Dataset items

-------------------------

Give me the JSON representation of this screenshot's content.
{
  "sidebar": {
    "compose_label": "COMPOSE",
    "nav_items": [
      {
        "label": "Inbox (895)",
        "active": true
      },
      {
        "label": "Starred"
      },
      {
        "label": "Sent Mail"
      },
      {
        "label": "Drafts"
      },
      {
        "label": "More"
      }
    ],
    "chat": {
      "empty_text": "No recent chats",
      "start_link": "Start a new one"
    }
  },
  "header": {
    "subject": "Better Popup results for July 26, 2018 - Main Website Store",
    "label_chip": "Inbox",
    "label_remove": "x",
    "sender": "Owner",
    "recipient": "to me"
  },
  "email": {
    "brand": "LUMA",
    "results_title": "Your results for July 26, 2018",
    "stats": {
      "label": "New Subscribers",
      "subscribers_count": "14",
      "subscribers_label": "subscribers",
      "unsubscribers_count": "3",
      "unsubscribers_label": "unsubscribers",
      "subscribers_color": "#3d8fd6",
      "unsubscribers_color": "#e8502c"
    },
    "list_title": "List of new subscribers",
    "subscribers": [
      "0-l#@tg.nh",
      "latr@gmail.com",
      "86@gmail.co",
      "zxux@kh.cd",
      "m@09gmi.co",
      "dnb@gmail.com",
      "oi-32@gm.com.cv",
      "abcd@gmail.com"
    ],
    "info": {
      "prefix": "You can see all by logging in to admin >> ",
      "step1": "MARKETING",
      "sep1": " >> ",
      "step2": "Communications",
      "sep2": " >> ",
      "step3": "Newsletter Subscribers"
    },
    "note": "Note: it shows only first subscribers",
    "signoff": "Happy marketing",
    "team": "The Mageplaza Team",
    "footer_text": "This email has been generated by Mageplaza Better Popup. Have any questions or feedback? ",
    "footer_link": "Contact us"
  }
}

-------------------------

• Exercise aim: Find the lines that include the string "Popup", then copy each of them.

• Answer below:
    "subject": "Better Popup results for July 26, 2018 - Main Website Store",
    "footer_text": "This email has been generated by Mageplaza Better Popup. Have any questions or feedback? ",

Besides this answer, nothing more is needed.